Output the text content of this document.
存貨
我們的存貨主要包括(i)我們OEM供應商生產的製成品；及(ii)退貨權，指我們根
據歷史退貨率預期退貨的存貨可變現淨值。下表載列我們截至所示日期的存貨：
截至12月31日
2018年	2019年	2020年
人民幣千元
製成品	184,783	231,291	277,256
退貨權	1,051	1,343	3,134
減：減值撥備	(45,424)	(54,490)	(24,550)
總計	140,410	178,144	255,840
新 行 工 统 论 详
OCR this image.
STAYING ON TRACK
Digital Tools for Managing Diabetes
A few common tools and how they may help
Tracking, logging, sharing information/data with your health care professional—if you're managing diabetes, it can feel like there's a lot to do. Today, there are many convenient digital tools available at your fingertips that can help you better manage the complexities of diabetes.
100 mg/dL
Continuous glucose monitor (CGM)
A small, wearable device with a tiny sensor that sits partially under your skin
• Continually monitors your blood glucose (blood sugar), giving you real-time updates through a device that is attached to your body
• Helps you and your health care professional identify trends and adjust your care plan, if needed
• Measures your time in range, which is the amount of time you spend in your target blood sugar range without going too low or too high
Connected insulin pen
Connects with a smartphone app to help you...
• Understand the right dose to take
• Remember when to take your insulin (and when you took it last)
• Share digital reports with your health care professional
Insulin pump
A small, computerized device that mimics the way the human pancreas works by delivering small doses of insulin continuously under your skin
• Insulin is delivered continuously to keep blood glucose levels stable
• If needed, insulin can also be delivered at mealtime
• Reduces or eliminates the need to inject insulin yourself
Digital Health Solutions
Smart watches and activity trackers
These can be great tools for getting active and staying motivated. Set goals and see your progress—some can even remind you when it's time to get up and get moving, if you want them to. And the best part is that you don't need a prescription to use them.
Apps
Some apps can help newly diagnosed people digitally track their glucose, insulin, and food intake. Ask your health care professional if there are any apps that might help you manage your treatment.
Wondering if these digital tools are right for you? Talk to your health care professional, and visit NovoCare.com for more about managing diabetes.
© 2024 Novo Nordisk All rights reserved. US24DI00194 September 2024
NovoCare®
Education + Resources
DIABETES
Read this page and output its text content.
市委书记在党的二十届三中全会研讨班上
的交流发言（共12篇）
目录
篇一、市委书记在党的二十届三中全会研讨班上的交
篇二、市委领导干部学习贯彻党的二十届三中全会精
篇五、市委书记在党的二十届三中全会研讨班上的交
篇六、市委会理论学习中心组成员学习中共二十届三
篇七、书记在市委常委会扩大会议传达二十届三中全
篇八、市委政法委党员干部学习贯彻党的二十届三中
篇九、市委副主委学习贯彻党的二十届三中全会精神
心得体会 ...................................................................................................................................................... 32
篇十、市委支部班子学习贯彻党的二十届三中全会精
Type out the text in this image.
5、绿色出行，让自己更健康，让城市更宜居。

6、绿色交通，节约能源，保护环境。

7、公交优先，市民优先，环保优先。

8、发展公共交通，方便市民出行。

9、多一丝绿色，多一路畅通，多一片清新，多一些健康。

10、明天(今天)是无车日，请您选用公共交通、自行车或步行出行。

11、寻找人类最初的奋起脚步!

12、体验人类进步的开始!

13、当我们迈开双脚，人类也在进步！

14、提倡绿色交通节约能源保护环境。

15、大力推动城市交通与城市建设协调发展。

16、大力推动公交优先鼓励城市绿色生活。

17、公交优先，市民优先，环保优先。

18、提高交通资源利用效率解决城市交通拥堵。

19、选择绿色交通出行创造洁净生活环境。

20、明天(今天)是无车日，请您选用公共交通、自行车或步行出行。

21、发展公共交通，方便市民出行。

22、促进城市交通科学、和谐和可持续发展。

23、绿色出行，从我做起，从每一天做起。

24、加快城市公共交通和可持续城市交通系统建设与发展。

-- -- --

• [Goal]: Print the records above in full, exactly.

• [Completed task]:
Output the text content of this document.
存貨
我們的存貨主要包括(i)我們OEM供應商生產的製成品；及(ii)退貨權，指我們根
據歷史退貨率預期退貨的存貨可變現淨值。下表載列我們截至所示日期的存貨：
截至12月31日
2018年	2019年	2020年
人民幣千元
製成品	184,783	231,291	277,256
退貨權	1,051	1,343	3,134
減：減值撥備	(45,424)	(54,490)	(24,550)
總計	140,410	178,144	255,840
新 行 工 统 论 详
OCR this image.
STAYING ON TRACK
Digital Tools for Managing Diabetes
A few common tools and how they may help
Tracking, logging, sharing information/data with your health care professional—if you're managing diabetes, it can feel like there's a lot to do. Today, there are many convenient digital tools available at your fingertips that can help you better manage the complexities of diabetes.
100 mg/dL
Continuous glucose monitor (CGM)
A small, wearable device with a tiny sensor that sits partially under your skin
• Continually monitors your blood glucose (blood sugar), giving you real-time updates through a device that is attached to your body
• Helps you and your health care professional identify trends and adjust your care plan, if needed
• Measures your time in range, which is the amount of time you spend in your target blood sugar range without going too low or too high
Connected insulin pen
Connects with a smartphone app to help you...
• Understand the right dose to take
• Remember when to take your insulin (and when you took it last)
• Share digital reports with your health care professional
Insulin pump
A small, computerized device that mimics the way the human pancreas works by delivering small doses of insulin continuously under your skin
• Insulin is delivered continuously to keep blood glucose levels stable
• If needed, insulin can also be delivered at mealtime
• Reduces or eliminates the need to inject insulin yourself
Digital Health Solutions
Smart watches and activity trackers
These can be great tools for getting active and staying motivated. Set goals and see your progress—some can even remind you when it's time to get up and get moving, if you want them to. And the best part is that you don't need a prescription to use them.
Apps
Some apps can help newly diagnosed people digitally track their glucose, insulin, and food intake. Ask your health care professional if there are any apps that might help you manage your treatment.
Wondering if these digital tools are right for you? Talk to your health care professional, and visit NovoCare.com for more about managing diabetes.
© 2024 Novo Nordisk All rights reserved. US24DI00194 September 2024
NovoCare®
Education + Resources
DIABETES
Read this page and output its text content.
市委书记在党的二十届三中全会研讨班上
的交流发言（共12篇）
目录
篇一、市委书记在党的二十届三中全会研讨班上的交
篇二、市委领导干部学习贯彻党的二十届三中全会精
篇五、市委书记在党的二十届三中全会研讨班上的交
篇六、市委会理论学习中心组成员学习中共二十届三
篇七、书记在市委常委会扩大会议传达二十届三中全
篇八、市委政法委党员干部学习贯彻党的二十届三中
篇九、市委副主委学习贯彻党的二十届三中全会精神
心得体会 ...................................................................................................................................................... 32
篇十、市委支部班子学习贯彻党的二十届三中全会精
Type out the text in this image.
5、绿色出行，让自己更健康，让城市更宜居。

6、绿色交通，节约能源，保护环境。

7、公交优先，市民优先，环保优先。

8、发展公共交通，方便市民出行。

9、多一丝绿色，多一路畅通，多一片清新，多一些健康。

10、明天(今天)是无车日，请您选用公共交通、自行车或步行出行。

11、寻找人类最初的奋起脚步!

12、体验人类进步的开始!

13、当我们迈开双脚，人类也在进步！

14、提倡绿色交通节约能源保护环境。

15、大力推动城市交通与城市建设协调发展。

16、大力推动公交优先鼓励城市绿色生活。

17、公交优先，市民优先，环保优先。

18、提高交通资源利用效率解决城市交通拥堵。

19、选择绿色交通出行创造洁净生活环境。

20、明天(今天)是无车日，请您选用公共交通、自行车或步行出行。

21、发展公共交通，方便市民出行。

22、促进城市交通科学、和谐和可持续发展。

23、绿色出行，从我做起，从每一天做起。

24、加快城市公共交通和可持续城市交通系统建设与发展。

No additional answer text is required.